What to do: Pull out every line with the word "које" from the entries below.

____________

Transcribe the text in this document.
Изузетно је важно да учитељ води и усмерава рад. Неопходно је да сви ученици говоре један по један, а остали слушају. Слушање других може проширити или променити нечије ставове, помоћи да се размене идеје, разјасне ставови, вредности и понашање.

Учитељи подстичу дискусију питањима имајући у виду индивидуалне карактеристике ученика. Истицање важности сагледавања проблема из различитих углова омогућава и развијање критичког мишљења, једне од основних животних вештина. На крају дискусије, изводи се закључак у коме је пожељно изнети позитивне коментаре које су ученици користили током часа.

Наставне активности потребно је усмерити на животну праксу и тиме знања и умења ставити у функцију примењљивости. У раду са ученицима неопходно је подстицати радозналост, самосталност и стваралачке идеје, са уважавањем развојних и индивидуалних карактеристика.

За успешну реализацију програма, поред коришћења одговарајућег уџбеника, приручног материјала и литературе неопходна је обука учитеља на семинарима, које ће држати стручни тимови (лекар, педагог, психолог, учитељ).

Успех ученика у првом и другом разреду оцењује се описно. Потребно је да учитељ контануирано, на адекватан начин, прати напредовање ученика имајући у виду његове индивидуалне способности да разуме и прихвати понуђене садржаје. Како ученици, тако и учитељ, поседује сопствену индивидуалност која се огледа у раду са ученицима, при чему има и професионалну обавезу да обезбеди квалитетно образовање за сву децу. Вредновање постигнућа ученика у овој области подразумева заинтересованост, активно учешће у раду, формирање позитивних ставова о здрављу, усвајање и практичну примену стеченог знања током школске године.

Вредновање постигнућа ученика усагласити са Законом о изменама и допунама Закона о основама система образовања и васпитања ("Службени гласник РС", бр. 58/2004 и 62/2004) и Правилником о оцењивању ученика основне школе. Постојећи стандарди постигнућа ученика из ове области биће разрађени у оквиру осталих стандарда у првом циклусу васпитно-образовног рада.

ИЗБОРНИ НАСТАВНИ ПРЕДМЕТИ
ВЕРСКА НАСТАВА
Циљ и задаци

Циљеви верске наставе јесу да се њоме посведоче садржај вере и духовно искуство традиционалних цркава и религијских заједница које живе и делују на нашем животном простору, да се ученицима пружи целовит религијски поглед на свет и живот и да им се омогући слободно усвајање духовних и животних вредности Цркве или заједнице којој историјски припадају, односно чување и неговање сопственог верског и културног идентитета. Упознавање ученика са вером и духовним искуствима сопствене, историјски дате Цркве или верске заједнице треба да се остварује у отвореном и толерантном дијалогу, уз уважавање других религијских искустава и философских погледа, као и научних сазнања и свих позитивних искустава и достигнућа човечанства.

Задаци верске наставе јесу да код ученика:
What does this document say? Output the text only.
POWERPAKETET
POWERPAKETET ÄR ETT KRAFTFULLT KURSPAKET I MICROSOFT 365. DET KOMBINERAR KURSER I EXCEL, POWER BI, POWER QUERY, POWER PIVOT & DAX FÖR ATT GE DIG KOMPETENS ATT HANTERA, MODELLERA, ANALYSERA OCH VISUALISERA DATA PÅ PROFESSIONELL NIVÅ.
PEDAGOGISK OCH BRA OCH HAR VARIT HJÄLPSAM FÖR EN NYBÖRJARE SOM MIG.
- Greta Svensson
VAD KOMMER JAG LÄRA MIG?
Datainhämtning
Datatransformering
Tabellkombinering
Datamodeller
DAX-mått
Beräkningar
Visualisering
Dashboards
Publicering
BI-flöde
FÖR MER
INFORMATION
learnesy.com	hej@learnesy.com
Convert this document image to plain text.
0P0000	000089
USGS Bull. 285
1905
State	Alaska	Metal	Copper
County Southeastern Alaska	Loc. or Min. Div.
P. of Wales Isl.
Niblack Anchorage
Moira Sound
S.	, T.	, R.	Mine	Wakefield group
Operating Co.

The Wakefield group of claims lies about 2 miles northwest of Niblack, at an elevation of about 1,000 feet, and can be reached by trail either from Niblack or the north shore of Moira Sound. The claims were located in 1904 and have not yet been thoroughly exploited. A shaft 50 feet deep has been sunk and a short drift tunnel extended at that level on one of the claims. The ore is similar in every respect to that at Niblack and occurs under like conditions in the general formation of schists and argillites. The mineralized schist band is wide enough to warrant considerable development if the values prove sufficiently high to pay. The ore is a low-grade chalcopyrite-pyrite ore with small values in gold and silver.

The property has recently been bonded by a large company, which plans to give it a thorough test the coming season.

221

____________

Finished exercise:
Учитељи подстичу дискусију питањима имајући у виду индивидуалне карактеристике ученика. Истицање важности сагледавања проблема из различитих углова омогућава и развијање критичког мишљења, једне од основних животних вештина. На крају дискусије, изводи се закључак у коме је пожељно изнети позитивне коментаре које су ученици користили током часа.
За успешну реализацију програма, поред коришћења одговарајућег уџбеника, приручног материјала и литературе неопходна је обука учитеља на семинарима, које ће држати стручни тимови (лекар, педагог, психолог, учитељ).
Циљеви верске наставе јесу да се њоме посведоче садржај вере и духовно искуство традиционалних цркава и религијских заједница које живе и делују на нашем животном простору, да се ученицима пружи целовит религијски поглед на свет и живот и да им се омогући слободно усвајање духовних и животних вредности Цркве или заједнице којој историјски припадају, односно чување и неговање сопственог верског и културног идентитета. Упознавање ученика са вером и духовним искуствима сопствене, историјски дате Цркве или верске заједнице треба да се остварује у отвореном и толерантном дијалогу, уз уважавање других религијских искустава и философских погледа, као и научних сазнања и свих позитивних искустава и достигнућа човечанства.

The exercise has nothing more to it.